> [SHORT EXERCISE]:
Locate all lines in the data below that hold "Ministerului" and show them.

━━━━━ DATA SHOWN

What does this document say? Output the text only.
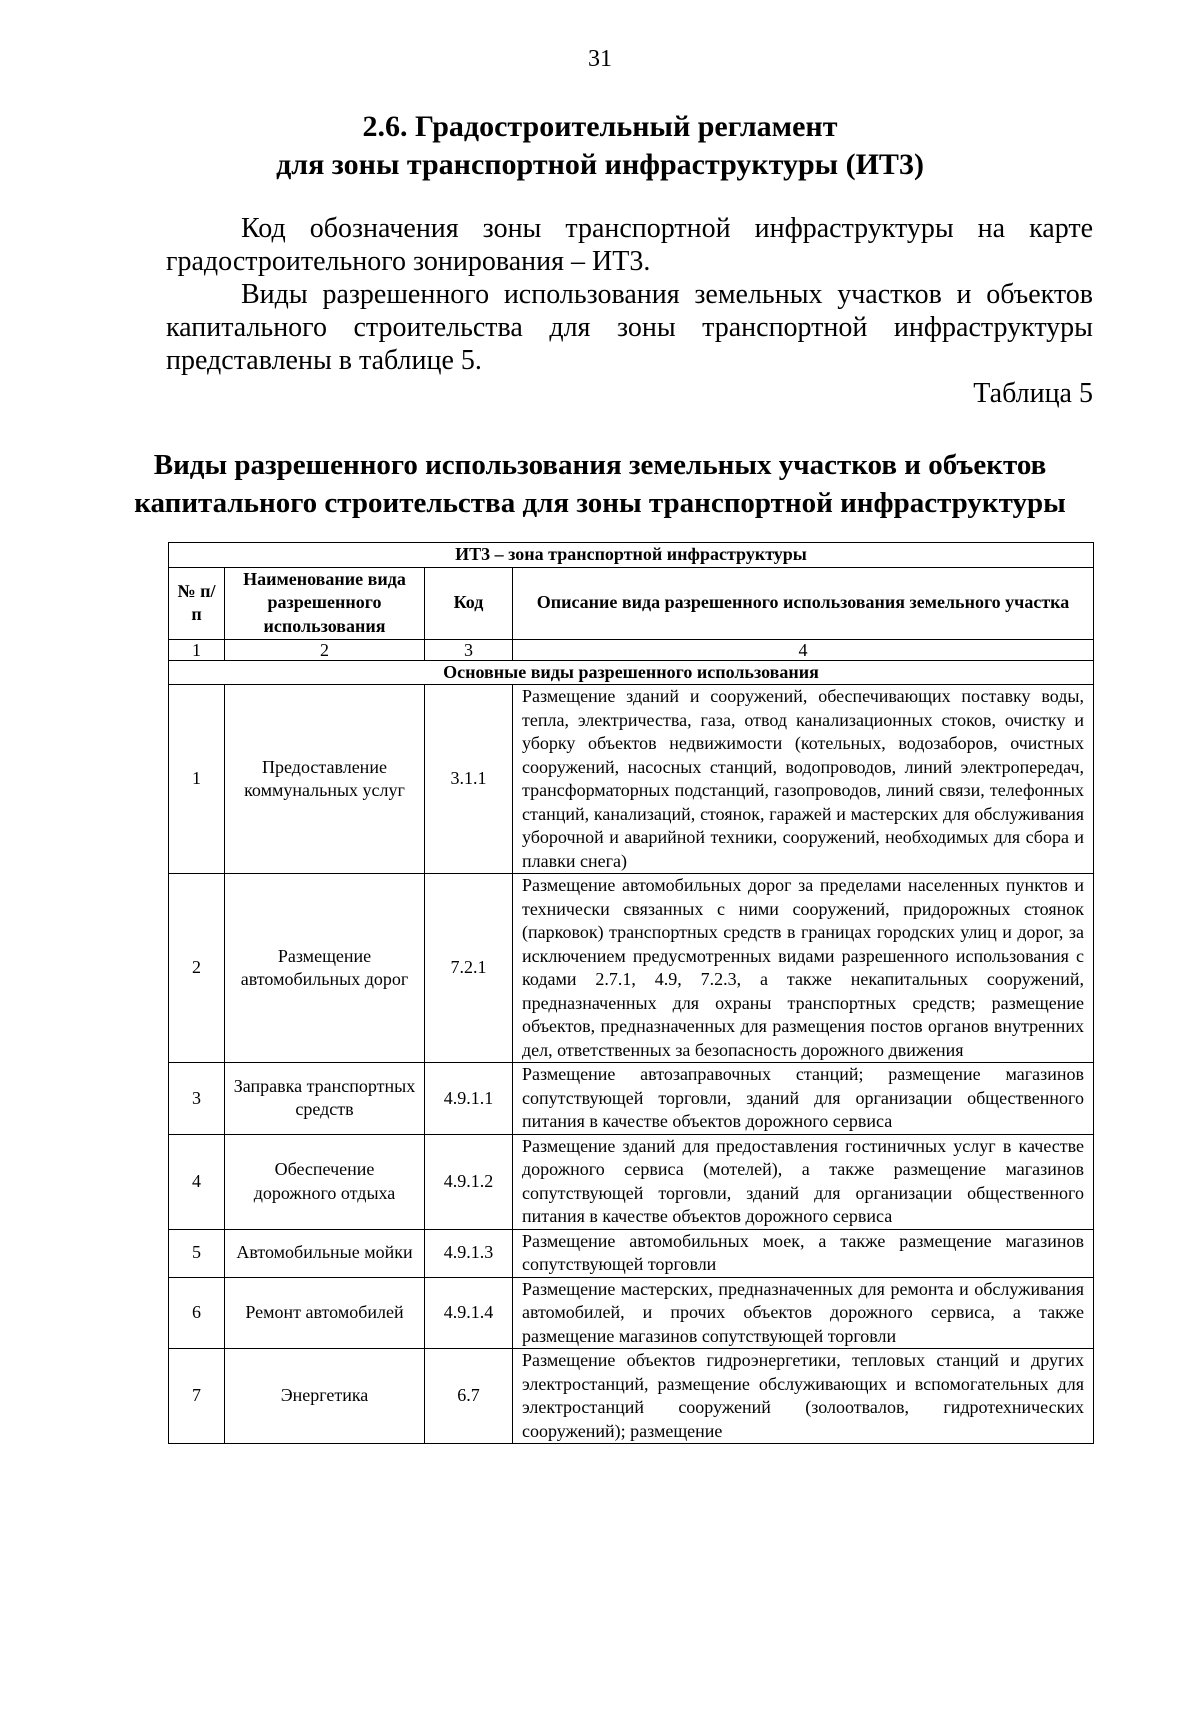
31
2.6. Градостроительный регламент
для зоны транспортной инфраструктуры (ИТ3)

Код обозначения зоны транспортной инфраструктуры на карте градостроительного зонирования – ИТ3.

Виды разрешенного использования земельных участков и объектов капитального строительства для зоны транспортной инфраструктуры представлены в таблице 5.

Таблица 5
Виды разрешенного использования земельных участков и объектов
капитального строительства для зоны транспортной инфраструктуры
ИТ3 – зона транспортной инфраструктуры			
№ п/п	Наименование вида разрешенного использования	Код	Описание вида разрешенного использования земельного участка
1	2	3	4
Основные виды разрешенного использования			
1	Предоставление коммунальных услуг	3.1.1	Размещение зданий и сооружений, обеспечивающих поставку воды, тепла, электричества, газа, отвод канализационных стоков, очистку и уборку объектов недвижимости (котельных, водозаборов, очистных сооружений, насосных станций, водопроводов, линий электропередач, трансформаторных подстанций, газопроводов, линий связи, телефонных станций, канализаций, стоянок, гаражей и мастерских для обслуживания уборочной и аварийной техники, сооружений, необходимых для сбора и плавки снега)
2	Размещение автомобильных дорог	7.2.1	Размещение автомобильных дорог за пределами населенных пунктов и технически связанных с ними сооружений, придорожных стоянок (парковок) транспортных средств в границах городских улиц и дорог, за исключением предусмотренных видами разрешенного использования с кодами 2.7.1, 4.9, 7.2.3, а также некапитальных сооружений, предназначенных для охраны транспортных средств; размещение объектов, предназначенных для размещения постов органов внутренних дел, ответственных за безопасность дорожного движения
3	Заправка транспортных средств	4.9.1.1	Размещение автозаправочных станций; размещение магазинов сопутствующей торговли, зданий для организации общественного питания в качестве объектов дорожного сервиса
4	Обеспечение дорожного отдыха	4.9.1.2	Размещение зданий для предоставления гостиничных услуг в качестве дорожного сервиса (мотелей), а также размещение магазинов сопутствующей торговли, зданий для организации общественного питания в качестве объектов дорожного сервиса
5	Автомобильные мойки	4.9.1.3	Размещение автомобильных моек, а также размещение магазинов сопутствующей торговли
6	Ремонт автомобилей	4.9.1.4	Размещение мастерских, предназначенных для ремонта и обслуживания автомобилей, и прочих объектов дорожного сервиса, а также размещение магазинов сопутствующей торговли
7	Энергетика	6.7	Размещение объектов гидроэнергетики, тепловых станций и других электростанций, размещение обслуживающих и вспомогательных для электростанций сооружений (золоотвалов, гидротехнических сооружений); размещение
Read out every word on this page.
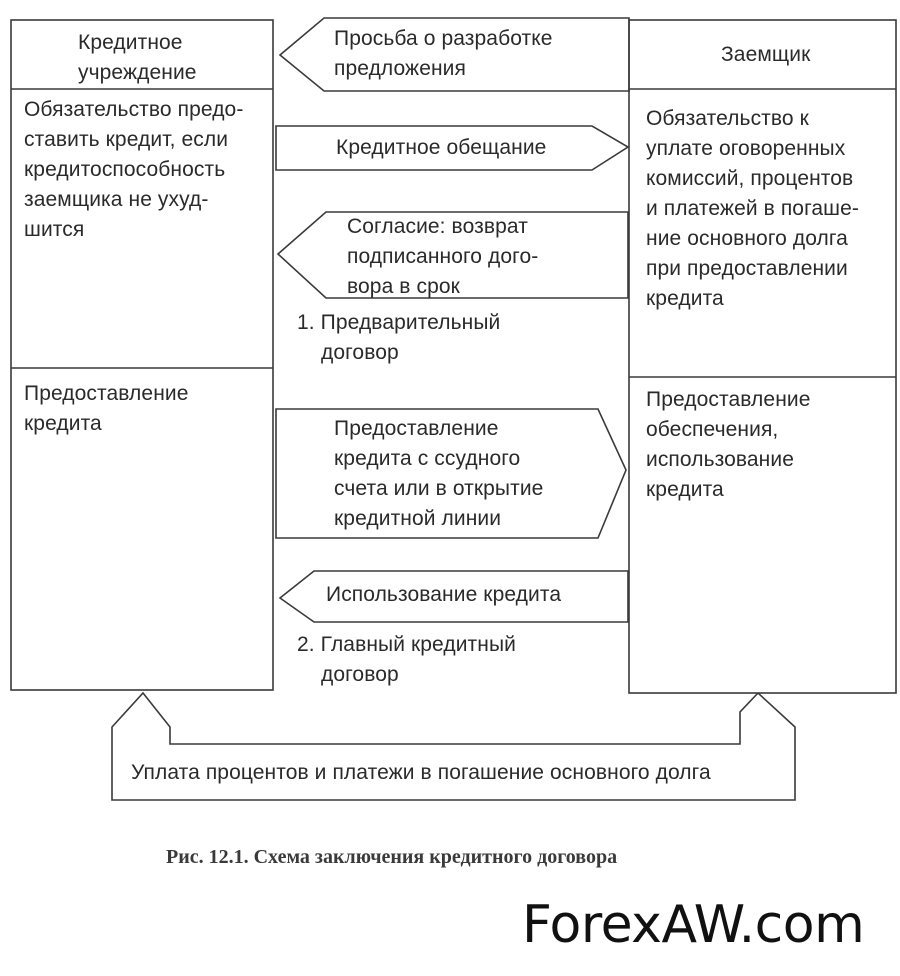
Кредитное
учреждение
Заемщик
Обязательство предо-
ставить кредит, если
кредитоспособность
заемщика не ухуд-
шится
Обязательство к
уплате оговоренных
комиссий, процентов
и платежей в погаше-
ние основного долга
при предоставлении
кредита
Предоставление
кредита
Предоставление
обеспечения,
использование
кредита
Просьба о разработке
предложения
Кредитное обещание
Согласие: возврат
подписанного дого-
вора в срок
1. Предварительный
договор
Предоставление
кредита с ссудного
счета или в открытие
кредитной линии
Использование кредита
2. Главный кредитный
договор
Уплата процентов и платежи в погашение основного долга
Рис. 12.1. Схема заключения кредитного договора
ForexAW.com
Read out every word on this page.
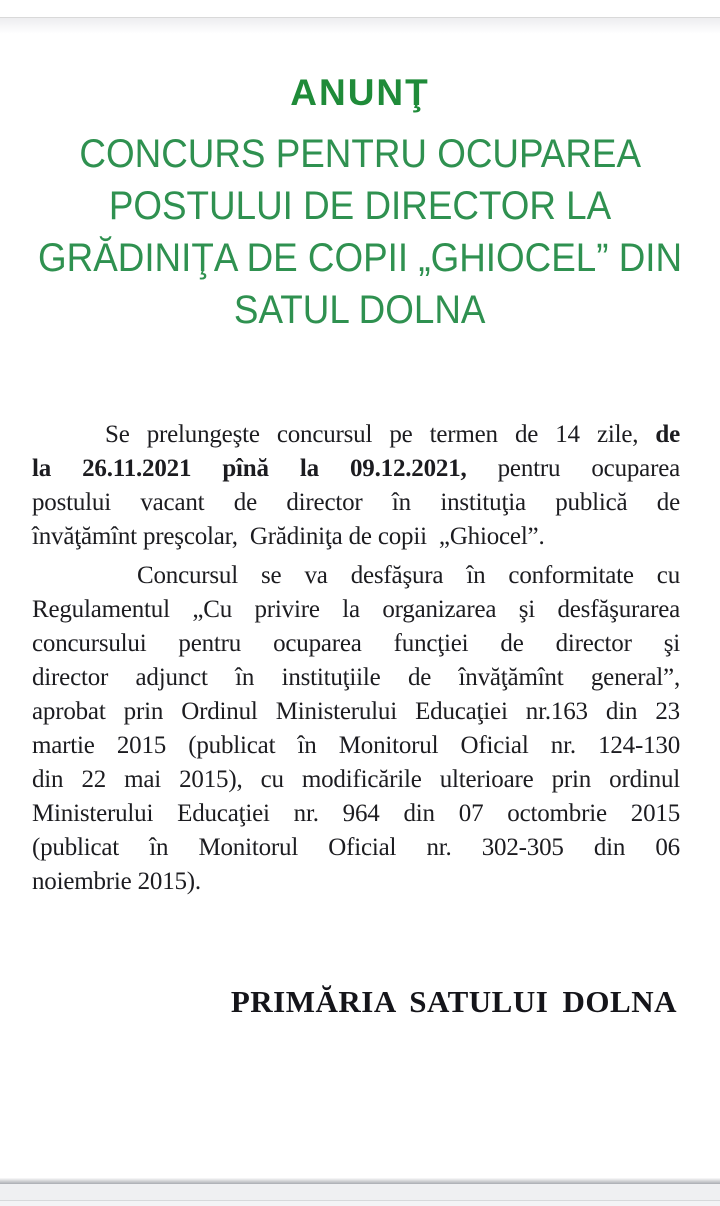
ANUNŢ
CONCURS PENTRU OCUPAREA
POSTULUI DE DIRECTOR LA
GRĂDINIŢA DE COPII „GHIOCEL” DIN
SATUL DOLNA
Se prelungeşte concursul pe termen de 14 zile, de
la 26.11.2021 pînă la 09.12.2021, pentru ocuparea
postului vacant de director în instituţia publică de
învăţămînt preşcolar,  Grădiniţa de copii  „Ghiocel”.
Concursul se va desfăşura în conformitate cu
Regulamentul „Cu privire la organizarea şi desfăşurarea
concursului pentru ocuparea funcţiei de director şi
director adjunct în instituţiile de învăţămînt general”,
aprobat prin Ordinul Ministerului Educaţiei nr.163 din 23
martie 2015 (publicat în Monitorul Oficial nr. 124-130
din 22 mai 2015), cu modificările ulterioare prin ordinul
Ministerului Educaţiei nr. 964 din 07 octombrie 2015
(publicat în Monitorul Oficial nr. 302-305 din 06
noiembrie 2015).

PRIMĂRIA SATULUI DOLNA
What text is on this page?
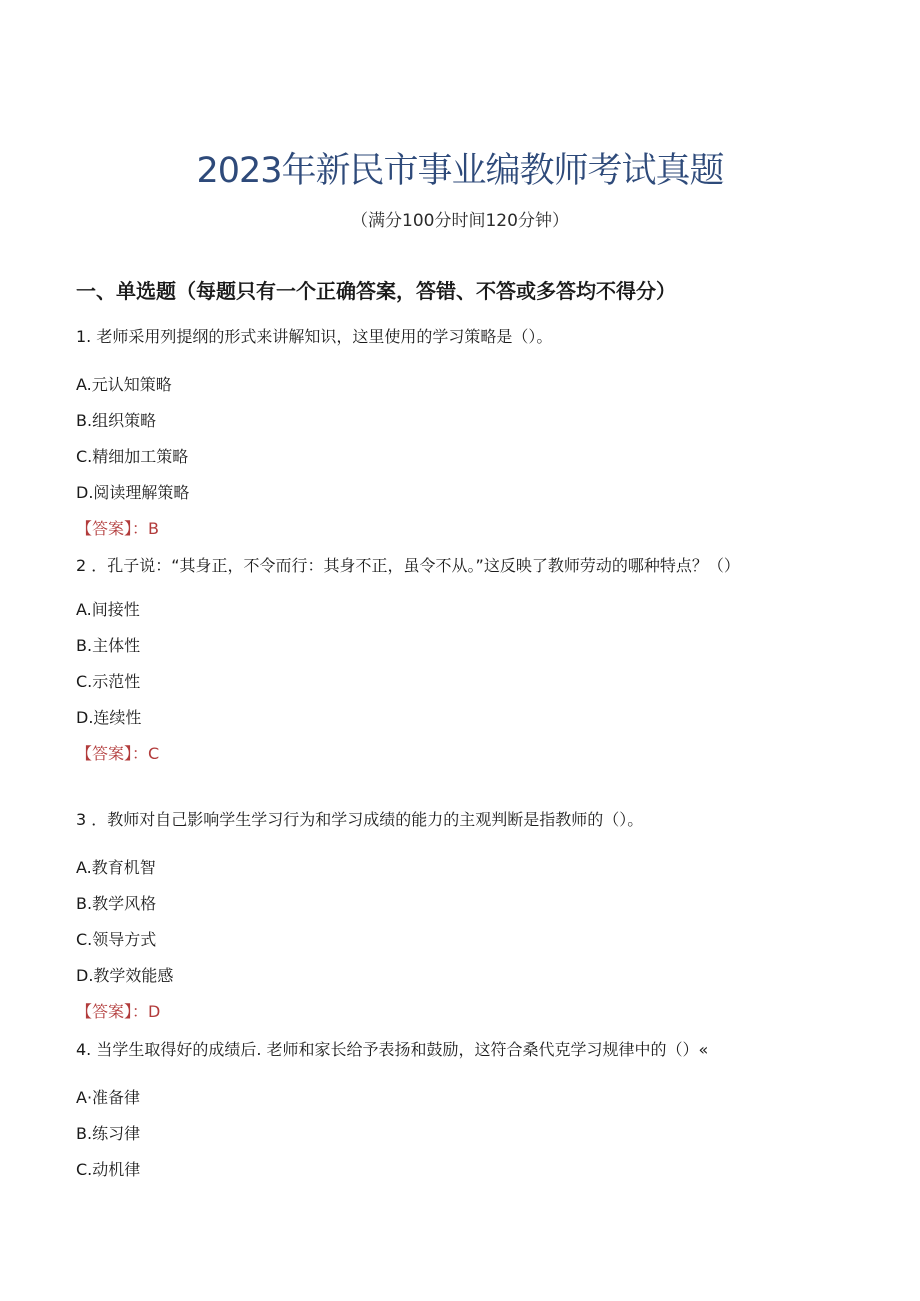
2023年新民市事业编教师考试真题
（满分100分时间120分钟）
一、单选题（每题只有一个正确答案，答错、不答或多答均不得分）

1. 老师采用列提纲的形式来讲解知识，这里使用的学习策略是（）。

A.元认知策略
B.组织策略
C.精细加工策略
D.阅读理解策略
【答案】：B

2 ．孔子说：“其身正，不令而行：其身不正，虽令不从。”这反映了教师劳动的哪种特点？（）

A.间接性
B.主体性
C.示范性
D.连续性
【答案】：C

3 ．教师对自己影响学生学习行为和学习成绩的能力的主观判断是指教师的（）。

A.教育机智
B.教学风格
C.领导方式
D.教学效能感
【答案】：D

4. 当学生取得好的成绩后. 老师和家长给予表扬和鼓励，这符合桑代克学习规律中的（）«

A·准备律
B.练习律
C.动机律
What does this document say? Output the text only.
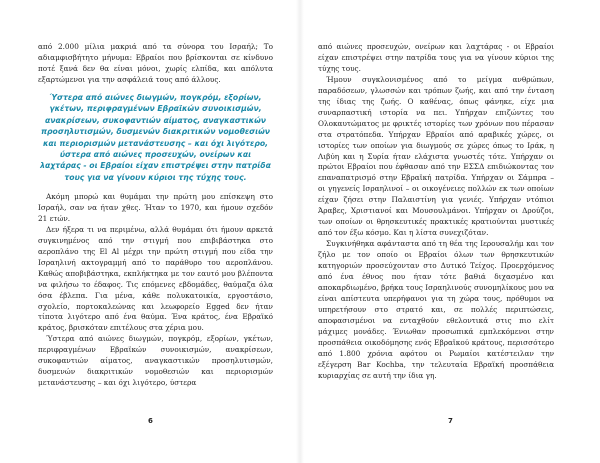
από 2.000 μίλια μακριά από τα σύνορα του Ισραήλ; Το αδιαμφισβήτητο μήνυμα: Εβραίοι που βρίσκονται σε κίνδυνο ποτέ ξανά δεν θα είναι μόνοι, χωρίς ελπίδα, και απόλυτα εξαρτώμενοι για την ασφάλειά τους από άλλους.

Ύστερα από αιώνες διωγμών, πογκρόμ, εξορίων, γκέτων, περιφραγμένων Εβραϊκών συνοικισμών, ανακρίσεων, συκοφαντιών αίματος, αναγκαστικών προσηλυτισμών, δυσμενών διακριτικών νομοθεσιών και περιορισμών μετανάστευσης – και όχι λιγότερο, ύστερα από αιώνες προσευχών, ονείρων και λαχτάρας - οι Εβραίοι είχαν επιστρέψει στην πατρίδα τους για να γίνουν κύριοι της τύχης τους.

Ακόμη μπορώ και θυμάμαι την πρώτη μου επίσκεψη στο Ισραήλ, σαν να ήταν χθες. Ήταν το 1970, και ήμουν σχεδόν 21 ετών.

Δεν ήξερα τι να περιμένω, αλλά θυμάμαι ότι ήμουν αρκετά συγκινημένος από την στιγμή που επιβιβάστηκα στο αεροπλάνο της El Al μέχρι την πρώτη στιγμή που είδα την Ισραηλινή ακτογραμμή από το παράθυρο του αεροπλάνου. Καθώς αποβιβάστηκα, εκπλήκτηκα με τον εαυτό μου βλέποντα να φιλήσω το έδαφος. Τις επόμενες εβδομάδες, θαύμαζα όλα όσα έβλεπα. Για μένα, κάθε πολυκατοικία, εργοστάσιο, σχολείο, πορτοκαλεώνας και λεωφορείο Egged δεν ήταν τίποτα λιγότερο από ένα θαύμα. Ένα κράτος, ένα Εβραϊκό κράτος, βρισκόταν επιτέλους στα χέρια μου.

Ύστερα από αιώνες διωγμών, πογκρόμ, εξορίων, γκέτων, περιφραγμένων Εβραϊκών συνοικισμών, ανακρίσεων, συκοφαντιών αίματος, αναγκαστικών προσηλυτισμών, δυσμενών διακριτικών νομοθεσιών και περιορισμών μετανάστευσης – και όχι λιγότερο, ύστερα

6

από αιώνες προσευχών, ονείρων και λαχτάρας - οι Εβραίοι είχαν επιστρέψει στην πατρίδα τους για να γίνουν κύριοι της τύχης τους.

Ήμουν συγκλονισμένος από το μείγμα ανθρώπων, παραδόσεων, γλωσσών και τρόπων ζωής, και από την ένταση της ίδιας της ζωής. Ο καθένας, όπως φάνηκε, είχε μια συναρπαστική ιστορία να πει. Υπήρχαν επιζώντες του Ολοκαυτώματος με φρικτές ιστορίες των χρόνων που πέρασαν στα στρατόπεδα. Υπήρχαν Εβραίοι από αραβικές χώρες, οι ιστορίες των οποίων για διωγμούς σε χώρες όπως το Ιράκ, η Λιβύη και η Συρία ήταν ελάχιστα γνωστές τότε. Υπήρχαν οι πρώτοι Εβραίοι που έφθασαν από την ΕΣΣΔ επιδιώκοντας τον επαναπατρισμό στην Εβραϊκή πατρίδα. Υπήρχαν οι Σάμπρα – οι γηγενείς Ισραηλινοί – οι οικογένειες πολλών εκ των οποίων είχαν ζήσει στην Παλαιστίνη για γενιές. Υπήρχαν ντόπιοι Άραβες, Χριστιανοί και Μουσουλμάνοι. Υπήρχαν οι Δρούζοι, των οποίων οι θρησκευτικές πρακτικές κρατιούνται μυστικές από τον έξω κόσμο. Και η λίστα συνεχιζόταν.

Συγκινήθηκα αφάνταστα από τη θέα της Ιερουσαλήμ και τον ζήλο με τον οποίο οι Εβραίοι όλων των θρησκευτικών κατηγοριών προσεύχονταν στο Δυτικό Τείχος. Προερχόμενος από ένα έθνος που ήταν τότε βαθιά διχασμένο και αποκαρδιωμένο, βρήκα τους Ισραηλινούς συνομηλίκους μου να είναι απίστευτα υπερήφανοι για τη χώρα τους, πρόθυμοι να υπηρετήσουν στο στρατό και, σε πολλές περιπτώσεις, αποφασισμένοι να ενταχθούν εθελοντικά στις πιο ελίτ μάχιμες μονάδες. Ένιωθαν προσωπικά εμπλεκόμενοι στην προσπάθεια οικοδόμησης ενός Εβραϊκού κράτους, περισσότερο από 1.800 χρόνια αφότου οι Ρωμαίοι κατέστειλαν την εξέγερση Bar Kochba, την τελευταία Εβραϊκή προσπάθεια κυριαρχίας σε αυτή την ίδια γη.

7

━━━━━━━━━━

> [FULL OUTPUT]:
aprobat prin Ordinul Ministerului Educaţiei nr.163 din 23
Ministerului Educaţiei nr. 964 din 07 octombrie 2015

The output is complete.